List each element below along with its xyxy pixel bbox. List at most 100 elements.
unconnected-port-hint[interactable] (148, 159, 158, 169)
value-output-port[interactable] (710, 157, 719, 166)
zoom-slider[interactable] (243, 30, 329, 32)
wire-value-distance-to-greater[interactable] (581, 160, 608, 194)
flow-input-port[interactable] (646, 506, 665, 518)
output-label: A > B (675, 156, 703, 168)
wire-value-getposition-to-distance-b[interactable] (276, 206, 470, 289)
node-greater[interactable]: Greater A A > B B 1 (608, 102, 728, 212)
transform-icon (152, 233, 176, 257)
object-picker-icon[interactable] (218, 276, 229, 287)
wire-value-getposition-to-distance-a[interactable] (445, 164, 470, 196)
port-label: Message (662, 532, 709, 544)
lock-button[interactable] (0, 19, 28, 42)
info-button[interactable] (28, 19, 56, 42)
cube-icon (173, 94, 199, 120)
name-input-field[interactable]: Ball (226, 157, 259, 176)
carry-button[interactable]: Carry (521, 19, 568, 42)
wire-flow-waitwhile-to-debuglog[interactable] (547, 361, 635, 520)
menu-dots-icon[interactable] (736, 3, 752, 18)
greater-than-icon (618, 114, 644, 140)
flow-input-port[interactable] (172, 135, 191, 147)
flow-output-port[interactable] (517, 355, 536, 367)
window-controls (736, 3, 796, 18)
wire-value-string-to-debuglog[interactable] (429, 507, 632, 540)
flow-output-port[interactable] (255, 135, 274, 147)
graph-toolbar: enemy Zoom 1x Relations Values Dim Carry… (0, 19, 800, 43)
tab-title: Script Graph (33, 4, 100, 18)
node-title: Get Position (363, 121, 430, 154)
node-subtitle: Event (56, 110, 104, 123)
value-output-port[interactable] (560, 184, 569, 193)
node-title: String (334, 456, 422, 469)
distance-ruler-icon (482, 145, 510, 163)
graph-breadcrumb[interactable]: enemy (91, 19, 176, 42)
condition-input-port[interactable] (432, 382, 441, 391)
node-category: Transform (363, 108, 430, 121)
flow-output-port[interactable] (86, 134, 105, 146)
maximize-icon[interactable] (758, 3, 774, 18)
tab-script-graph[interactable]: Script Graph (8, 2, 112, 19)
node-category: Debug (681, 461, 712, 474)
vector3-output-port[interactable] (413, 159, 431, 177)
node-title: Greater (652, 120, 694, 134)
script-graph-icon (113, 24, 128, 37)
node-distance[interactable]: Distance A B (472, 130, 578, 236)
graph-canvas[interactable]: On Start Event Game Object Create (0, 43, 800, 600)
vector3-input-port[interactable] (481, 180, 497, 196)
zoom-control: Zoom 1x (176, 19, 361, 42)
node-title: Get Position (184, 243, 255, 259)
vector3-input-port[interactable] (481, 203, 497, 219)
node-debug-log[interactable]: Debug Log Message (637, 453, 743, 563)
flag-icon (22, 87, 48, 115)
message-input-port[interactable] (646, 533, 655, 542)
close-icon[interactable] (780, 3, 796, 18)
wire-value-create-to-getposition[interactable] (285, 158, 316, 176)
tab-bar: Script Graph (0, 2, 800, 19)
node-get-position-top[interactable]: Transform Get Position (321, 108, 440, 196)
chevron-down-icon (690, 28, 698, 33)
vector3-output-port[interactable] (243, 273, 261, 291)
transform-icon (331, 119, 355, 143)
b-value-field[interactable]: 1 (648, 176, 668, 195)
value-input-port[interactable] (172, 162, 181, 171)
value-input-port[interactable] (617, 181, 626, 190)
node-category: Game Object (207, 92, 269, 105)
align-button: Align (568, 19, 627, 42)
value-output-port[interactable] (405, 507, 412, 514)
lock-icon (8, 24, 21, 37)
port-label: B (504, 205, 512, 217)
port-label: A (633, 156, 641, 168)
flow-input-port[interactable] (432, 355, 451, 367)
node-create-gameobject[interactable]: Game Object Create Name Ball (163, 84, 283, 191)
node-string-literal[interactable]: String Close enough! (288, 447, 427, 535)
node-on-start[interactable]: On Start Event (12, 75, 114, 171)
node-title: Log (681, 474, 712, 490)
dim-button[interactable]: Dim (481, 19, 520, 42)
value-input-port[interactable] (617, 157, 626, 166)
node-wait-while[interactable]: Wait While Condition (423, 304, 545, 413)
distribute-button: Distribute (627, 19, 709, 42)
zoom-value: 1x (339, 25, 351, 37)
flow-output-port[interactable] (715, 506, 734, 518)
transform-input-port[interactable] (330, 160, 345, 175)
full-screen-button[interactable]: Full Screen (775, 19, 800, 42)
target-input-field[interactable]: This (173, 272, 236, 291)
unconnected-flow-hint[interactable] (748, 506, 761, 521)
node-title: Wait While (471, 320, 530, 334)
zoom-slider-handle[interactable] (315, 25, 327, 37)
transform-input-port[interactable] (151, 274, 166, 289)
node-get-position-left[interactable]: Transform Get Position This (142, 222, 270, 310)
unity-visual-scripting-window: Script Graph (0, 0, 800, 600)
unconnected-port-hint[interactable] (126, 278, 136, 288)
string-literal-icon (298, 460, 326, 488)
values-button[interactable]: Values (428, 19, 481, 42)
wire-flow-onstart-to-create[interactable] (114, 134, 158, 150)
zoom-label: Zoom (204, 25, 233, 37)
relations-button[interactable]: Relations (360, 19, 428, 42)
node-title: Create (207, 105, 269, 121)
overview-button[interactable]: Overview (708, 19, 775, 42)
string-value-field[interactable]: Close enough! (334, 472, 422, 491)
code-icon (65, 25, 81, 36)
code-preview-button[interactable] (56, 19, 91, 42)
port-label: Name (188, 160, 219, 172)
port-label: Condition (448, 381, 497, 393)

+===+

Task brief. Reproduce the records verbatim from their first line through the line that contains "160, 608, 194)", both ends included.

Complete output.
List each element below along with its xyxy pixel bbox. List at most 100 elements.
unconnected-port-hint[interactable] (148, 159, 158, 169)
value-output-port[interactable] (710, 157, 719, 166)
zoom-slider[interactable] (243, 30, 329, 32)
wire-value-distance-to-greater[interactable] (581, 160, 608, 194)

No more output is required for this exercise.